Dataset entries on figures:
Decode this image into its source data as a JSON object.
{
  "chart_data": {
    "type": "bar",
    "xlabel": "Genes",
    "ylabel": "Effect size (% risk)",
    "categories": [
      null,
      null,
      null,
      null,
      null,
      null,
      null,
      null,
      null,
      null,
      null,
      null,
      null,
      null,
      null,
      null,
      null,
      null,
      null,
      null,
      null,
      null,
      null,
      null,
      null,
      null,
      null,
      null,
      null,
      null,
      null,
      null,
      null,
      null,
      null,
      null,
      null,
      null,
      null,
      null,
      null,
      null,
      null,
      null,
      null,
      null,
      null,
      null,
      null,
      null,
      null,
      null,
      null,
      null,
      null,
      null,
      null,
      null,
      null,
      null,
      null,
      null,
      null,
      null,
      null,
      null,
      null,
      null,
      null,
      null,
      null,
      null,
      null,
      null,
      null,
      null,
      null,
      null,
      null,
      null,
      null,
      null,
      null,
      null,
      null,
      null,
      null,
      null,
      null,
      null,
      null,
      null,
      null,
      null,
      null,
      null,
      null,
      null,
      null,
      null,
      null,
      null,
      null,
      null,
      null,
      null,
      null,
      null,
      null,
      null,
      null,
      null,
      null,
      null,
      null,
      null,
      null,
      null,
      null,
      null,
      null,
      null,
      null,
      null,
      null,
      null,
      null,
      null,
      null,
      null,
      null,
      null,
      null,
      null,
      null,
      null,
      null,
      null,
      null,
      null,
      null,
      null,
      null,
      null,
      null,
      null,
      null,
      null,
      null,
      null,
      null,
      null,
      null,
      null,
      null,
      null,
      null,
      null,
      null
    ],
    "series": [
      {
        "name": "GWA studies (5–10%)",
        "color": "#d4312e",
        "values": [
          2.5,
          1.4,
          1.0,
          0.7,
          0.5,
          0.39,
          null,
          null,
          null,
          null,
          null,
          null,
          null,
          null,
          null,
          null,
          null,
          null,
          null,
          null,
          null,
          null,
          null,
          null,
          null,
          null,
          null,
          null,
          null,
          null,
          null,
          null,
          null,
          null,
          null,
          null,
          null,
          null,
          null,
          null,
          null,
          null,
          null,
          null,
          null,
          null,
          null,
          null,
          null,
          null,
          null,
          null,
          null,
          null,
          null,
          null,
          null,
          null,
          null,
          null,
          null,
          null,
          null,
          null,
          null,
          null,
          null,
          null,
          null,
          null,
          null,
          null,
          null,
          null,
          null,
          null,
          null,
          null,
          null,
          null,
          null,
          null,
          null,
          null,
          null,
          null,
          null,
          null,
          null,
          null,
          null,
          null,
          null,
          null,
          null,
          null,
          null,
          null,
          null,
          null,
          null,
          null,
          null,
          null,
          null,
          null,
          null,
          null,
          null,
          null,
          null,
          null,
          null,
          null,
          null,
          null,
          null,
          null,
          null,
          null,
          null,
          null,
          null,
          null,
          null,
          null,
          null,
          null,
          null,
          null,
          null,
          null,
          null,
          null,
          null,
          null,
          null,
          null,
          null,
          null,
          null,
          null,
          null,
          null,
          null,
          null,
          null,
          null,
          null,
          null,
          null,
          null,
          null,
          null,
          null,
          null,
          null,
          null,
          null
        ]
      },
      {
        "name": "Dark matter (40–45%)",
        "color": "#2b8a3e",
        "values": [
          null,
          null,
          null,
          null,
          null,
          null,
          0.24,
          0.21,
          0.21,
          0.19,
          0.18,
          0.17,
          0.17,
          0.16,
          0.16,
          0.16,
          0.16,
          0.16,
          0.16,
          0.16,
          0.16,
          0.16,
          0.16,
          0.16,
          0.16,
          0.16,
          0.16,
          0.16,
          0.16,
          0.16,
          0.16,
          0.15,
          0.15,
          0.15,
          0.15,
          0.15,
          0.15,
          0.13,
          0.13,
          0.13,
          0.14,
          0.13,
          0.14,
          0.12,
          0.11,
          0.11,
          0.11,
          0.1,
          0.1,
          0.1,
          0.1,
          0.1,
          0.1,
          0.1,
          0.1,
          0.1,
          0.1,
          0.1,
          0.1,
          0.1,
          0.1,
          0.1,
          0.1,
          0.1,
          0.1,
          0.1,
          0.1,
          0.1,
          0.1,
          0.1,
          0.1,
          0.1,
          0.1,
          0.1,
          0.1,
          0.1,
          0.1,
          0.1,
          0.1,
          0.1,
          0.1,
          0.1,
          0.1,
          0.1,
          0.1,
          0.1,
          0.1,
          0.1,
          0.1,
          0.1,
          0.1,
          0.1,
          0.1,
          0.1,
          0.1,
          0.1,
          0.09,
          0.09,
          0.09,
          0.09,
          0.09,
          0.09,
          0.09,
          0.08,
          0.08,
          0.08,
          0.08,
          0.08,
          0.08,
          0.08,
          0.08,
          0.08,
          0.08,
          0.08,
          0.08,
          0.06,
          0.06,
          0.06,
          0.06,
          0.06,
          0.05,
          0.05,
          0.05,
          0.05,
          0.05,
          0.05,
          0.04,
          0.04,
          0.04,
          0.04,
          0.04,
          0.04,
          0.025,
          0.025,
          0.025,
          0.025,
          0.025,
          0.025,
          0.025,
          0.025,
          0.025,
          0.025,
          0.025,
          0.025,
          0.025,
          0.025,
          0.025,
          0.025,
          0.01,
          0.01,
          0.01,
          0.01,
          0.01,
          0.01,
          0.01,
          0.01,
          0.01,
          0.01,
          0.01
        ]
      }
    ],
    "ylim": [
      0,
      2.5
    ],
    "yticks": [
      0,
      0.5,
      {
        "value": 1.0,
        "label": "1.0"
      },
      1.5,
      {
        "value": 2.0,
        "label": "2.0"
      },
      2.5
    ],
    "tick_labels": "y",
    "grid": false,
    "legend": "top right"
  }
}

→ BRIEF: Please print out every record exactly as it is written.

→ WRITTEN RESPONSE:
Decode this image into its source data as a JSON object.
{
  "chart_data": {
    "type": "bar",
    "xlabel": "Genes",
    "ylabel": "Effect size (% risk)",
    "categories": [
      null,
      null,
      null,
      null,
      null,
      null,
      null,
      null,
      null,
      null,
      null,
      null,
      null,
      null,
      null,
      null,
      null,
      null,
      null,
      null,
      null,
      null,
      null,
      null,
      null,
      null,
      null,
      null,
      null,
      null,
      null,
      null,
      null,
      null,
      null,
      null,
      null,
      null,
      null,
      null,
      null,
      null,
      null,
      null,
      null,
      null,
      null,
      null,
      null,
      null,
      null,
      null,
      null,
      null,
      null,
      null,
      null,
      null,
      null,
      null,
      null,
      null,
      null,
      null,
      null,
      null,
      null,
      null,
      null,
      null,
      null,
      null,
      null,
      null,
      null,
      null,
      null,
      null,
      null,
      null,
      null,
      null,
      null,
      null,
      null,
      null,
      null,
      null,
      null,
      null,
      null,
      null,
      null,
      null,
      null,
      null,
      null,
      null,
      null,
      null,
      null,
      null,
      null,
      null,
      null,
      null,
      null,
      null,
      null,
      null,
      null,
      null,
      null,
      null,
      null,
      null,
      null,
      null,
      null,
      null,
      null,
      null,
      null,
      null,
      null,
      null,
      null,
      null,
      null,
      null,
      null,
      null,
      null,
      null,
      null,
      null,
      null,
      null,
      null,
      null,
      null,
      null,
      null,
      null,
      null,
      null,
      null,
      null,
      null,
      null,
      null,
      null,
      null,
      null,
      null,
      null,
      null,
      null,
      null
    ],
    "series": [
      {
        "name": "GWA studies (5–10%)",
        "color": "#d4312e",
        "values": [
          2.5,
          1.4,
          1.0,
          0.7,
          0.5,
          0.39,
          null,
          null,
          null,
          null,
          null,
          null,
          null,
          null,
          null,
          null,
          null,
          null,
          null,
          null,
          null,
          null,
          null,
          null,
          null,
          null,
          null,
          null,
          null,
          null,
          null,
          null,
          null,
          null,
          null,
          null,
          null,
          null,
          null,
          null,
          null,
          null,
          null,
          null,
          null,
          null,
          null,
          null,
          null,
          null,
          null,
          null,
          null,
          null,
          null,
          null,
          null,
          null,
          null,
          null,
          null,
          null,
          null,
          null,
          null,
          null,
          null,
          null,
          null,
          null,
          null,
          null,
          null,
          null,
          null,
          null,
          null,
          null,
          null,
          null,
          null,
          null,
          null,
          null,
          null,
          null,
          null,
          null,
          null,
          null,
          null,
          null,
          null,
          null,
          null,
          null,
          null,
          null,
          null,
          null,
          null,
          null,
          null,
          null,
          null,
          null,
          null,
          null,
          null,
          null,
          null,
          null,
          null,
          null,
          null,
          null,
          null,
          null,
          null,
          null,
          null,
          null,
          null,
          null,
          null,
          null,
          null,
          null,
          null,
          null,
          null,
          null,
          null,
          null,
          null,
          null,
          null,
          null,
          null,
          null,
          null,
          null,
          null,
          null,
          null,
          null,
          null,
          null,
          null,
          null,
          null,
          null,
          null,
          null,
          null,
          null,
          null,
          null,
          null
        ]
      },
      {
        "name": "Dark matter (40–45%)",
        "color": "#2b8a3e",
        "values": [
          null,
          null,
          null,
          null,
          null,
          null,
          0.24,
          0.21,
          0.21,
          0.19,
          0.18,
          0.17,
          0.17,
          0.16,
          0.16,
          0.16,
          0.16,
          0.16,
          0.16,
          0.16,
          0.16,
          0.16,
          0.16,
          0.16,
          0.16,
          0.16,
          0.16,
          0.16,
          0.16,
          0.16,
          0.16,
          0.15,
          0.15,
          0.15,
          0.15,
          0.15,
          0.15,
          0.13,
          0.13,
          0.13,
          0.14,
          0.13,
          0.14,
          0.12,
          0.11,
          0.11,
          0.11,
          0.1,
          0.1,
          0.1,
          0.1,
          0.1,
          0.1,
          0.1,
          0.1,
          0.1,
          0.1,
          0.1,
          0.1,
          0.1,
          0.1,
          0.1,
          0.1,
          0.1,
          0.1,
          0.1,
          0.1,
          0.1,
          0.1,
          0.1,
          0.1,
          0.1,
          0.1,
          0.1,
          0.1,
          0.1,
          0.1,
          0.1,
          0.1,
          0.1,
          0.1,
          0.1,
          0.1,
          0.1,
          0.1,
          0.1,
          0.1,
          0.1,
          0.1,
          0.1,
          0.1,
          0.1,
          0.1,
          0.1,
          0.1,
          0.1,
          0.09,
          0.09,
          0.09,
          0.09,
          0.09,
          0.09,
          0.09,
          0.08,
          0.08,
          0.08,
          0.08,
          0.08,
          0.08,
          0.08,
          0.08,
          0.08,
          0.08,
          0.08,
          0.08,
          0.06,
          0.06,
          0.06,
          0.06,
          0.06,
          0.05,
          0.05,
          0.05,
          0.05,
          0.05,
          0.05,
          0.04,
          0.04,
          0.04,
          0.04,
          0.04,
          0.04,
          0.025,
          0.025,
          0.025,
          0.025,
          0.025,
          0.025,
          0.025,
          0.025,
          0.025,
          0.025,
          0.025,
          0.025,
          0.025,
          0.025,
          0.025,
          0.025,
          0.01,
          0.01,
          0.01,
          0.01,
          0.01,
          0.01,
          0.01,
          0.01,
          0.01,
          0.01,
          0.01
        ]
      }
    ],
    "ylim": [
      0,
      2.5
    ],
    "yticks": [
      0,
      0.5,
      {
        "value": 1.0,
        "label": "1.0"
      },
      1.5,
      {
        "value": 2.0,
        "label": "2.0"
      },
      2.5
    ],
    "tick_labels": "y",
    "grid": false,
    "legend": "top right"
  }
}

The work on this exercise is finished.